◆ **GIVEN PROBLEM**
From the entries below, copy out every line with "grid" in it.

◆ **INPUT DATA**
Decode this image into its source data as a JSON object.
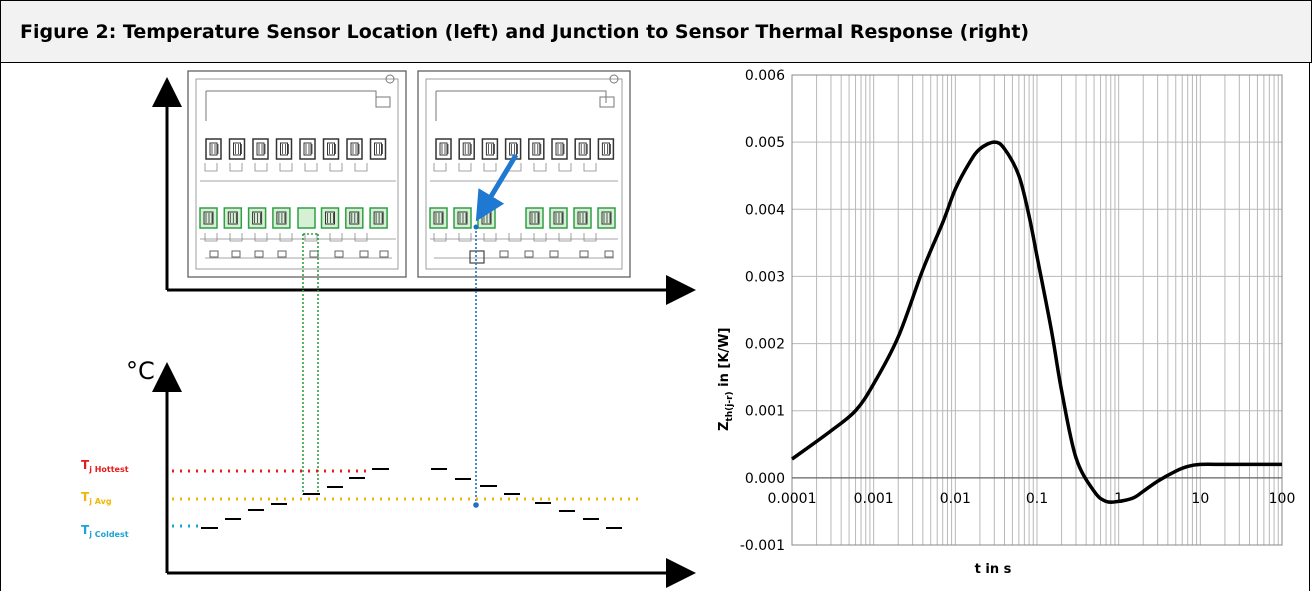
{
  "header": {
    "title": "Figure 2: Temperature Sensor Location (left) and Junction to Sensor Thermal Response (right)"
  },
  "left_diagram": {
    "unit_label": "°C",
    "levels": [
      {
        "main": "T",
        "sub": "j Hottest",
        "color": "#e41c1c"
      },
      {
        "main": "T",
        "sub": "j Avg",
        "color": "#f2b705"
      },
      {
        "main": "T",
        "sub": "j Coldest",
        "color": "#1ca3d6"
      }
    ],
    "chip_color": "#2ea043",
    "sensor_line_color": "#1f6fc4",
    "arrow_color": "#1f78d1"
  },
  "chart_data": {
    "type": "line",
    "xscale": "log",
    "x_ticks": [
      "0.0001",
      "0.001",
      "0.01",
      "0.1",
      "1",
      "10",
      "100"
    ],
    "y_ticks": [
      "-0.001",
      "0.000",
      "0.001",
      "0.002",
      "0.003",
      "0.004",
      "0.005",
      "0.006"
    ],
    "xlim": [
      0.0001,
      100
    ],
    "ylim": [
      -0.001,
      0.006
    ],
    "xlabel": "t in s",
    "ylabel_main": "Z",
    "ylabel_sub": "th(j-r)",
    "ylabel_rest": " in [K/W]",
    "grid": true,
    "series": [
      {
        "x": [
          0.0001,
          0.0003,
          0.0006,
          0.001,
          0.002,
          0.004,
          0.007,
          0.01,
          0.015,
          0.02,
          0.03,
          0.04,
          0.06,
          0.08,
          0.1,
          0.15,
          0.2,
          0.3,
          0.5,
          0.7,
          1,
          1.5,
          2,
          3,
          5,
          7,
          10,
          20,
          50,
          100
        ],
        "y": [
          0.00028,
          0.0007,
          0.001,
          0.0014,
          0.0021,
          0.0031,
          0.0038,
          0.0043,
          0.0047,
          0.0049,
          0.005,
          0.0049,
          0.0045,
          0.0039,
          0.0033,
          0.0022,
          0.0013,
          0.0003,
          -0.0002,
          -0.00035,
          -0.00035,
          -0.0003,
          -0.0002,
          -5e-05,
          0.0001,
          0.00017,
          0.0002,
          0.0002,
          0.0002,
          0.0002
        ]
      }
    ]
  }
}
...
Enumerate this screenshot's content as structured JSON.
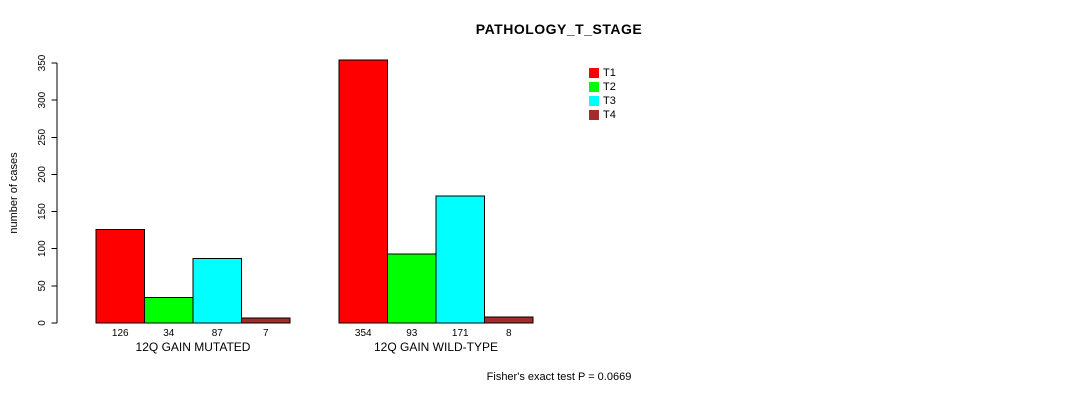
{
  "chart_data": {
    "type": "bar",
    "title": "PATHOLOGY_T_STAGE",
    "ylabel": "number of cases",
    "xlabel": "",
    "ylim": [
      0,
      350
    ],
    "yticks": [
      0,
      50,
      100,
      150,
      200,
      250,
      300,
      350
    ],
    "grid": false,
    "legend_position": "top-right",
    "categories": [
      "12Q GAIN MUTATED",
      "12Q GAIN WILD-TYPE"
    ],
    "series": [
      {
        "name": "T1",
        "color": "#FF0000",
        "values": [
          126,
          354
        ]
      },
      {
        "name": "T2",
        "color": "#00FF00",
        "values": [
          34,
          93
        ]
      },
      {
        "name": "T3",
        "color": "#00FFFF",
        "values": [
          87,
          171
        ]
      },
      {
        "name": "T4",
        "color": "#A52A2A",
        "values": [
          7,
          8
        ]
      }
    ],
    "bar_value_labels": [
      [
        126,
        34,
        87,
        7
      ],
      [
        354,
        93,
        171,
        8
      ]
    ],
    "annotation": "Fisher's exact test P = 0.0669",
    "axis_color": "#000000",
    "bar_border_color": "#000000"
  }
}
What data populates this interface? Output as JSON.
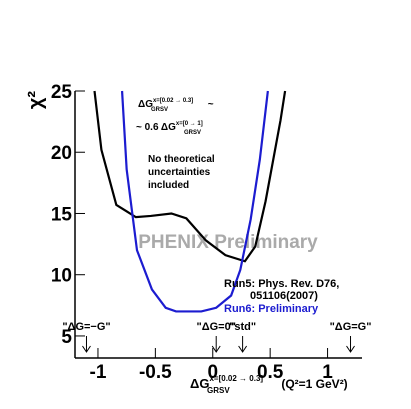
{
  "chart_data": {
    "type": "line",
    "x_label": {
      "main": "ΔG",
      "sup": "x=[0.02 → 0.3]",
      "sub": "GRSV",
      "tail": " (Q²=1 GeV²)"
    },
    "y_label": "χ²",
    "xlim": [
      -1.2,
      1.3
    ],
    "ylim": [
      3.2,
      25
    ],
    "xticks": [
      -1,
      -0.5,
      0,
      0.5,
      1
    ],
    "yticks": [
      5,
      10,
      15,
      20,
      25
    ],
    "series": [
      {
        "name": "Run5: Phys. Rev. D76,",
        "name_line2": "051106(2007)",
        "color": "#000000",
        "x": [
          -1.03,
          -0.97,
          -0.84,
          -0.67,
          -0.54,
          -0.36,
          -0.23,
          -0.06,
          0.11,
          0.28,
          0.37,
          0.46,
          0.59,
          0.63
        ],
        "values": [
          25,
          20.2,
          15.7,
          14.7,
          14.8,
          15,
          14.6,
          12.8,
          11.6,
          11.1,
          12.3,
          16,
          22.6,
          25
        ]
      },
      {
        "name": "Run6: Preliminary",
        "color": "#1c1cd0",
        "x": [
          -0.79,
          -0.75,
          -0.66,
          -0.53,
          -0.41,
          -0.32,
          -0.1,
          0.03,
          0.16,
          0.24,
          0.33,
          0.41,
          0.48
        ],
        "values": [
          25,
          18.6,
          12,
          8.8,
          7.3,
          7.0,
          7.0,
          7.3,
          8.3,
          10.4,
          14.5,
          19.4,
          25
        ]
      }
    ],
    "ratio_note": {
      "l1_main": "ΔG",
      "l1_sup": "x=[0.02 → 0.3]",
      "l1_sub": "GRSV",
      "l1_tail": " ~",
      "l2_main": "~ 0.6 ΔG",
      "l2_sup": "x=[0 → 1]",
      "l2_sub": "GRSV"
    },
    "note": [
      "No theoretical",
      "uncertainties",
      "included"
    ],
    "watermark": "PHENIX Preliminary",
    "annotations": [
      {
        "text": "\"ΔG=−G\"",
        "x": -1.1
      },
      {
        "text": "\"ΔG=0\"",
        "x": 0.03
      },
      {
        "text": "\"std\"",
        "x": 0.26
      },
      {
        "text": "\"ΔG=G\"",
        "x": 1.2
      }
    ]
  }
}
* * *
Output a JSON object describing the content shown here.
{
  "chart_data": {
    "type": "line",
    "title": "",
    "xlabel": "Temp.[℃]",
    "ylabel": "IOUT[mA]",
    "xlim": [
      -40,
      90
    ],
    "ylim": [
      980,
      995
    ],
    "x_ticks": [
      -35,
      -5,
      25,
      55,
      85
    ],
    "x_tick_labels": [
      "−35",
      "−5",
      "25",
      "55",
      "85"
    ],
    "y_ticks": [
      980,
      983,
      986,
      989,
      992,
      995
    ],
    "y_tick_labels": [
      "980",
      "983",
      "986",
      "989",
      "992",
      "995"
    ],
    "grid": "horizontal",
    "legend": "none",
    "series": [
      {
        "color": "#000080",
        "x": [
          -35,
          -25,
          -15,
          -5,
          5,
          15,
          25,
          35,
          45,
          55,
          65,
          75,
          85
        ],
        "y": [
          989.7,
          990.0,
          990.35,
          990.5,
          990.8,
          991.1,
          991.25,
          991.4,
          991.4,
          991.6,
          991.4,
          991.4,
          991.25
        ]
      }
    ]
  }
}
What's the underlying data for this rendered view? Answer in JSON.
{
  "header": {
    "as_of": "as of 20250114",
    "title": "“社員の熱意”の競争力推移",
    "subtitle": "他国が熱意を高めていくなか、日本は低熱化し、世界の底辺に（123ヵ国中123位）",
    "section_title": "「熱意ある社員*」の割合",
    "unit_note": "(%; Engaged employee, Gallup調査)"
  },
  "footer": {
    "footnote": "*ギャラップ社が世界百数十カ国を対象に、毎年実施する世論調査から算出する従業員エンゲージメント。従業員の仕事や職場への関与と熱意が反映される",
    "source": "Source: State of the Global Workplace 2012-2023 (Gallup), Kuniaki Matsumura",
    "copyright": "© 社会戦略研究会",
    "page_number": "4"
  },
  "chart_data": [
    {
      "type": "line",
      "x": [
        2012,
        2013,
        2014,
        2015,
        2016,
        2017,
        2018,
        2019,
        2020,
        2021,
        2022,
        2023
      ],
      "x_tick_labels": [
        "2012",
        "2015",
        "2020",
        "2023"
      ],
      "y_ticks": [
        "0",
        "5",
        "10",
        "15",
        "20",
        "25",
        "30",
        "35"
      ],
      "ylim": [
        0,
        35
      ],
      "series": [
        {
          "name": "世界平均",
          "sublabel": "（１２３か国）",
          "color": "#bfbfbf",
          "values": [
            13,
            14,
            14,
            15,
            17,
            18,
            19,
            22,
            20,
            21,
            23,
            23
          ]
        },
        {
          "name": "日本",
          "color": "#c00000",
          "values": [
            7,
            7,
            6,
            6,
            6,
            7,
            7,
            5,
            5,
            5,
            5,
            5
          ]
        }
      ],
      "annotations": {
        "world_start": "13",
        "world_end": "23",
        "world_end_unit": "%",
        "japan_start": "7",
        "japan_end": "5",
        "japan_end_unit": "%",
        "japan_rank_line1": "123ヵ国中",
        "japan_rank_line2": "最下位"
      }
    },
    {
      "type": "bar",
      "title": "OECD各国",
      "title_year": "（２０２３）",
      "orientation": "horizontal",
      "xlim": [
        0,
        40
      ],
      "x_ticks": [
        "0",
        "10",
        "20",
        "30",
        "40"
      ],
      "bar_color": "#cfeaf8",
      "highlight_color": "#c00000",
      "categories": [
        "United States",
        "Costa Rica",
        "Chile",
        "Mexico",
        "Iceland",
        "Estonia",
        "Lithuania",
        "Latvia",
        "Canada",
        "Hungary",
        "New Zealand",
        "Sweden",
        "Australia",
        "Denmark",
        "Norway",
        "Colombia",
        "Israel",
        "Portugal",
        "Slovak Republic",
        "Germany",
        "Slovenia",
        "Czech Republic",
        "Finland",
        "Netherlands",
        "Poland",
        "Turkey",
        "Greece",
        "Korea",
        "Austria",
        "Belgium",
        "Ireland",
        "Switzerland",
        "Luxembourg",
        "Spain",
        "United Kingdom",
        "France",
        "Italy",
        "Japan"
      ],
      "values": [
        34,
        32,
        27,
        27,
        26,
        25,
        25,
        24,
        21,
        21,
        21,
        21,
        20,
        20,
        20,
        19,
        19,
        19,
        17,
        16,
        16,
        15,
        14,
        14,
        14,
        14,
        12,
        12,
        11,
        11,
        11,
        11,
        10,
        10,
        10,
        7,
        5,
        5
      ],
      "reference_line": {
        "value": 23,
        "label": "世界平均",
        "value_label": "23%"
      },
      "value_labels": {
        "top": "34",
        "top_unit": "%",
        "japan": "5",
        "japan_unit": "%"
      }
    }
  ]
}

◆ **REPLY**
    "grid": true,
    "grid": false,
    "grid": "horizontal",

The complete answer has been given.